The task:
Without the pictures, copy the entries below word for word.

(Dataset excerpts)
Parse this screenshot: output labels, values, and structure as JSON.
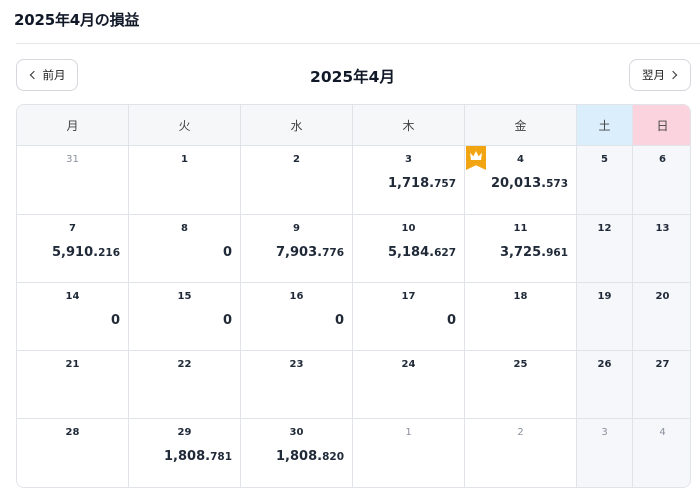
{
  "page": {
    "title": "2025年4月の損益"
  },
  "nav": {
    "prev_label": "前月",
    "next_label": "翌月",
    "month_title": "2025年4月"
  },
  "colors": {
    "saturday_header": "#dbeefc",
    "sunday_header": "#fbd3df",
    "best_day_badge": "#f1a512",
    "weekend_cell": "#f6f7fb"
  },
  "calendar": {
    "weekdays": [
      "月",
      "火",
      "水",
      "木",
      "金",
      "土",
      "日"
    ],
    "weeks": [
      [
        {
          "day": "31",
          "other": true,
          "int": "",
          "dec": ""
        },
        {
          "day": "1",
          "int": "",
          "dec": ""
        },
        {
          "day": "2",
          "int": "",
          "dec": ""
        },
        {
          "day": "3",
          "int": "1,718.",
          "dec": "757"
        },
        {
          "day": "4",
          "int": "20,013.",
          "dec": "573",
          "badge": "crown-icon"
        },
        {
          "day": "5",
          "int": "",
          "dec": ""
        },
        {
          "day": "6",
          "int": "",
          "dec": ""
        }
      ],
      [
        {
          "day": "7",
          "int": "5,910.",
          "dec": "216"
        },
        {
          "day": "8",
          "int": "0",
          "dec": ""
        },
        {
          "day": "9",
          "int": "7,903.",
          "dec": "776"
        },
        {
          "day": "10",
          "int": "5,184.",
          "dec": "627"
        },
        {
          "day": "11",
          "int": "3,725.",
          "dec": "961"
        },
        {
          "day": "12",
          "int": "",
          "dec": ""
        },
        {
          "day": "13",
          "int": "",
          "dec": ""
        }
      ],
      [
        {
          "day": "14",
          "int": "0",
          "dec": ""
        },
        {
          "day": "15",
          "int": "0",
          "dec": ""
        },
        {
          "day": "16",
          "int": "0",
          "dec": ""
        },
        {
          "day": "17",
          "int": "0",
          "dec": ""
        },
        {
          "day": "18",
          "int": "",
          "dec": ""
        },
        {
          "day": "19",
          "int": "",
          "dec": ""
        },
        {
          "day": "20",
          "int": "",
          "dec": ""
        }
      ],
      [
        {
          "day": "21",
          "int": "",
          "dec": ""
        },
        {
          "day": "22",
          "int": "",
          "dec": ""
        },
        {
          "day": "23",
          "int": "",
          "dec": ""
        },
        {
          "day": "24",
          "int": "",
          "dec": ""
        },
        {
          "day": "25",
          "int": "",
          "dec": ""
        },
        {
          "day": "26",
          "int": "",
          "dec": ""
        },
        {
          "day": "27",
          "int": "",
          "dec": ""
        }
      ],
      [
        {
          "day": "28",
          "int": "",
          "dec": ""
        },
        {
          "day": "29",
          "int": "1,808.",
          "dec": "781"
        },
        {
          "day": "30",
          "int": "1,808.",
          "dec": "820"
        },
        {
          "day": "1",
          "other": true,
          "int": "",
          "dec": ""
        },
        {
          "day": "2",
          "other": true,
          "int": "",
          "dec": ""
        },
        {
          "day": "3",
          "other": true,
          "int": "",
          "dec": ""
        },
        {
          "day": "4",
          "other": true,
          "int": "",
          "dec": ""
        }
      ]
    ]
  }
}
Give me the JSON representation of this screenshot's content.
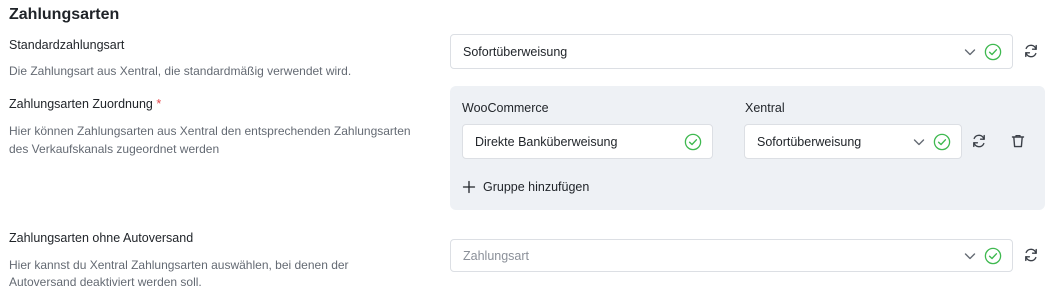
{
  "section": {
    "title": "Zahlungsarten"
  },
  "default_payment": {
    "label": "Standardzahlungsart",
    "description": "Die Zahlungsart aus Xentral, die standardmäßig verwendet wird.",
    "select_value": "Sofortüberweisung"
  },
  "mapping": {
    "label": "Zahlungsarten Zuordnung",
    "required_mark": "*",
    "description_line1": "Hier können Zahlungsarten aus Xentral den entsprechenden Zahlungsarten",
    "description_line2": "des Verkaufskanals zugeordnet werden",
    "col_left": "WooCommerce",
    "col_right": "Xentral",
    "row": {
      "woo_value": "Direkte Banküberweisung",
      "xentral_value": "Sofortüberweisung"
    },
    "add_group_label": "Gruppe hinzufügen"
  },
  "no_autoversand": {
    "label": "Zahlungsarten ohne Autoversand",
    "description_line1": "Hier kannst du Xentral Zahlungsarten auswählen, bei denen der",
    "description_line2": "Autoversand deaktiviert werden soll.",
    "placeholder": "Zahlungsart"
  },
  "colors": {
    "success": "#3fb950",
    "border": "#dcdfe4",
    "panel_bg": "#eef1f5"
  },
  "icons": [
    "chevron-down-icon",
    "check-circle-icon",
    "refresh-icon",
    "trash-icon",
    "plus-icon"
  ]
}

Exercise result:
Parse this screenshot: output labels, values, and structure as JSON.
{
  "page": {
    "title": "2025年4月の損益"
  },
  "nav": {
    "prev_label": "前月",
    "next_label": "翌月",
    "month_title": "2025年4月"
  },
  "colors": {
    "saturday_header": "#dbeefc",
    "sunday_header": "#fbd3df",
    "best_day_badge": "#f1a512",
    "weekend_cell": "#f6f7fb"
  },
  "calendar": {
    "weekdays": [
      "月",
      "火",
      "水",
      "木",
      "金",
      "土",
      "日"
    ],
    "weeks": [
      [
        {
          "day": "31",
          "other": true,
          "int": "",
          "dec": ""
        },
        {
          "day": "1",
          "int": "",
          "dec": ""
        },
        {
          "day": "2",
          "int": "",
          "dec": ""
        },
        {
          "day": "3",
          "int": "1,718.",
          "dec": "757"
        },
        {
          "day": "4",
          "int": "20,013.",
          "dec": "573",
          "badge": "crown-icon"
        },
        {
          "day": "5",
          "int": "",
          "dec": ""
        },
        {
          "day": "6",
          "int": "",
          "dec": ""
        }
      ],
      [
        {
          "day": "7",
          "int": "5,910.",
          "dec": "216"
        },
        {
          "day": "8",
          "int": "0",
          "dec": ""
        },
        {
          "day": "9",
          "int": "7,903.",
          "dec": "776"
        },
        {
          "day": "10",
          "int": "5,184.",
          "dec": "627"
        },
        {
          "day": "11",
          "int": "3,725.",
          "dec": "961"
        },
        {
          "day": "12",
          "int": "",
          "dec": ""
        },
        {
          "day": "13",
          "int": "",
          "dec": ""
        }
      ],
      [
        {
          "day": "14",
          "int": "0",
          "dec": ""
        },
        {
          "day": "15",
          "int": "0",
          "dec": ""
        },
        {
          "day": "16",
          "int": "0",
          "dec": ""
        },
        {
          "day": "17",
          "int": "0",
          "dec": ""
        },
        {
          "day": "18",
          "int": "",
          "dec": ""
        },
        {
          "day": "19",
          "int": "",
          "dec": ""
        },
        {
          "day": "20",
          "int": "",
          "dec": ""
        }
      ],
      [
        {
          "day": "21",
          "int": "",
          "dec": ""
        },
        {
          "day": "22",
          "int": "",
          "dec": ""
        },
        {
          "day": "23",
          "int": "",
          "dec": ""
        },
        {
          "day": "24",
          "int": "",
          "dec": ""
        },
        {
          "day": "25",
          "int": "",
          "dec": ""
        },
        {
          "day": "26",
          "int": "",
          "dec": ""
        },
        {
          "day": "27",
          "int": "",
          "dec": ""
        }
      ],
      [
        {
          "day": "28",
          "int": "",
          "dec": ""
        },
        {
          "day": "29",
          "int": "1,808.",
          "dec": "781"
        },
        {
          "day": "30",
          "int": "1,808.",
          "dec": "820"
        },
        {
          "day": "1",
          "other": true,
          "int": "",
          "dec": ""
        },
        {
          "day": "2",
          "other": true,
          "int": "",
          "dec": ""
        },
        {
          "day": "3",
          "other": true,
          "int": "",
          "dec": ""
        },
        {
          "day": "4",
          "other": true,
          "int": "",
          "dec": ""
        }
      ]
    ]
  }
}
Give me the JSON representation of this screenshot's content.
{
  "section": {
    "title": "Zahlungsarten"
  },
  "default_payment": {
    "label": "Standardzahlungsart",
    "description": "Die Zahlungsart aus Xentral, die standardmäßig verwendet wird.",
    "select_value": "Sofortüberweisung"
  },
  "mapping": {
    "label": "Zahlungsarten Zuordnung",
    "required_mark": "*",
    "description_line1": "Hier können Zahlungsarten aus Xentral den entsprechenden Zahlungsarten",
    "description_line2": "des Verkaufskanals zugeordnet werden",
    "col_left": "WooCommerce",
    "col_right": "Xentral",
    "row": {
      "woo_value": "Direkte Banküberweisung",
      "xentral_value": "Sofortüberweisung"
    },
    "add_group_label": "Gruppe hinzufügen"
  },
  "no_autoversand": {
    "label": "Zahlungsarten ohne Autoversand",
    "description_line1": "Hier kannst du Xentral Zahlungsarten auswählen, bei denen der",
    "description_line2": "Autoversand deaktiviert werden soll.",
    "placeholder": "Zahlungsart"
  },
  "colors": {
    "success": "#3fb950",
    "border": "#dcdfe4",
    "panel_bg": "#eef1f5"
  },
  "icons": [
    "chevron-down-icon",
    "check-circle-icon",
    "refresh-icon",
    "trash-icon",
    "plus-icon"
  ]
}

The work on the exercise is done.